● EXERCISE DESCRIPTION:
Reproduce the records below exactly as they appear, omitting any pictures they contain.

● DATA FOR PROCESSING:
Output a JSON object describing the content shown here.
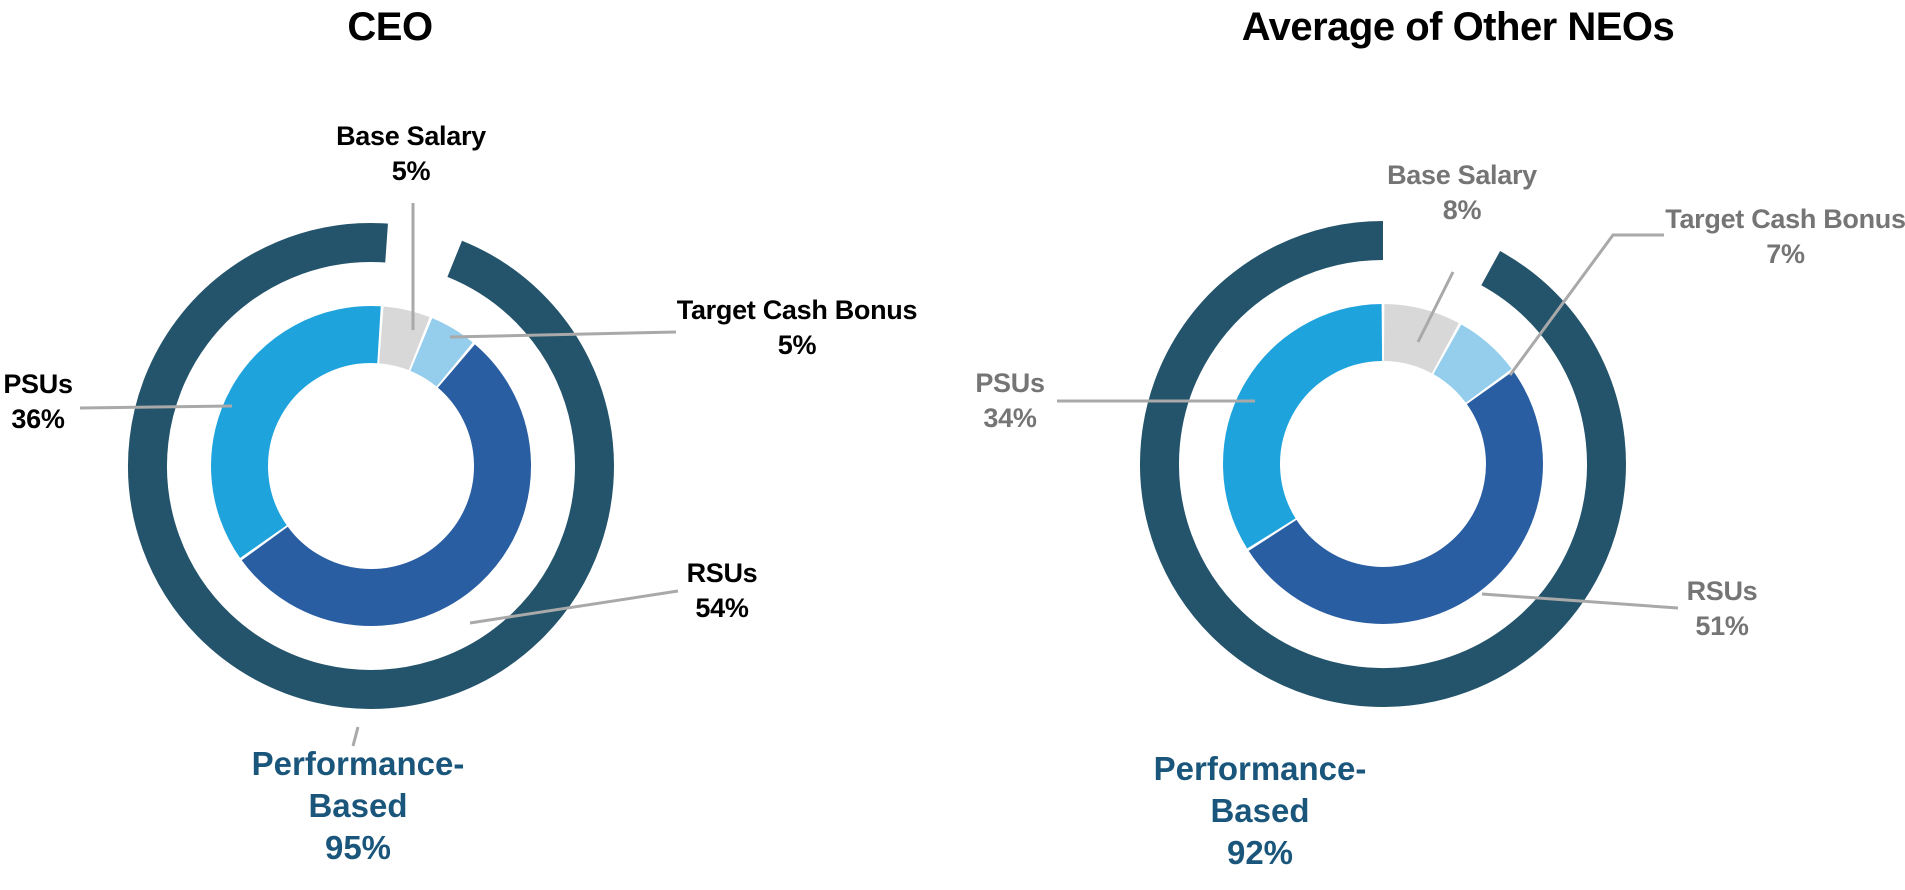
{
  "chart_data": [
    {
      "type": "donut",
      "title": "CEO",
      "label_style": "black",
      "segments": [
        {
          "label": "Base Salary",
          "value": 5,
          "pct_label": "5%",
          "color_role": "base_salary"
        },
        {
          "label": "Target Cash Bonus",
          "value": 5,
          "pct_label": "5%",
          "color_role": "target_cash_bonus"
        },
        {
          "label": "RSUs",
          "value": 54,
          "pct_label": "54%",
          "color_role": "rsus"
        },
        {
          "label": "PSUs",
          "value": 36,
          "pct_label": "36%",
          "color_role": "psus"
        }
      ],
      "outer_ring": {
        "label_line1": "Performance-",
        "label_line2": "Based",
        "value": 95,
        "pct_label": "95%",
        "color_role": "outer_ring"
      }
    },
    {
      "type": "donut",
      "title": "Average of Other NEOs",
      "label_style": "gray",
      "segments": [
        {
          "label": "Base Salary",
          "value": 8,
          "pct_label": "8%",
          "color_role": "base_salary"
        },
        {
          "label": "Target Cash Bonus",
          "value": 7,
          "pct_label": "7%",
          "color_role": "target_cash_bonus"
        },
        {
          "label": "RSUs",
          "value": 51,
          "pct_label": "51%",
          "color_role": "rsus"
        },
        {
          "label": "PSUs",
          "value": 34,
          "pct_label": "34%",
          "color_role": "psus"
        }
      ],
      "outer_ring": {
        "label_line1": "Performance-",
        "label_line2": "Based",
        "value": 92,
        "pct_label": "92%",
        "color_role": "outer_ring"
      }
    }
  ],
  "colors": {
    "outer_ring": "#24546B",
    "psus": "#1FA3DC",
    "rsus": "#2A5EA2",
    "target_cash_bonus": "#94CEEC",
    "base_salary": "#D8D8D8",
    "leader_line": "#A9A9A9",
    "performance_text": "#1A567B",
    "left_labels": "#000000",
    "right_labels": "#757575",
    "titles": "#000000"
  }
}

● THE RESPONSE:
Output a JSON object describing the content shown here.
{
  "chart_data": [
    {
      "type": "donut",
      "title": "CEO",
      "label_style": "black",
      "segments": [
        {
          "label": "Base Salary",
          "value": 5,
          "pct_label": "5%",
          "color_role": "base_salary"
        },
        {
          "label": "Target Cash Bonus",
          "value": 5,
          "pct_label": "5%",
          "color_role": "target_cash_bonus"
        },
        {
          "label": "RSUs",
          "value": 54,
          "pct_label": "54%",
          "color_role": "rsus"
        },
        {
          "label": "PSUs",
          "value": 36,
          "pct_label": "36%",
          "color_role": "psus"
        }
      ],
      "outer_ring": {
        "label_line1": "Performance-",
        "label_line2": "Based",
        "value": 95,
        "pct_label": "95%",
        "color_role": "outer_ring"
      }
    },
    {
      "type": "donut",
      "title": "Average of Other NEOs",
      "label_style": "gray",
      "segments": [
        {
          "label": "Base Salary",
          "value": 8,
          "pct_label": "8%",
          "color_role": "base_salary"
        },
        {
          "label": "Target Cash Bonus",
          "value": 7,
          "pct_label": "7%",
          "color_role": "target_cash_bonus"
        },
        {
          "label": "RSUs",
          "value": 51,
          "pct_label": "51%",
          "color_role": "rsus"
        },
        {
          "label": "PSUs",
          "value": 34,
          "pct_label": "34%",
          "color_role": "psus"
        }
      ],
      "outer_ring": {
        "label_line1": "Performance-",
        "label_line2": "Based",
        "value": 92,
        "pct_label": "92%",
        "color_role": "outer_ring"
      }
    }
  ],
  "colors": {
    "outer_ring": "#24546B",
    "psus": "#1FA3DC",
    "rsus": "#2A5EA2",
    "target_cash_bonus": "#94CEEC",
    "base_salary": "#D8D8D8",
    "leader_line": "#A9A9A9",
    "performance_text": "#1A567B",
    "left_labels": "#000000",
    "right_labels": "#757575",
    "titles": "#000000"
  }
}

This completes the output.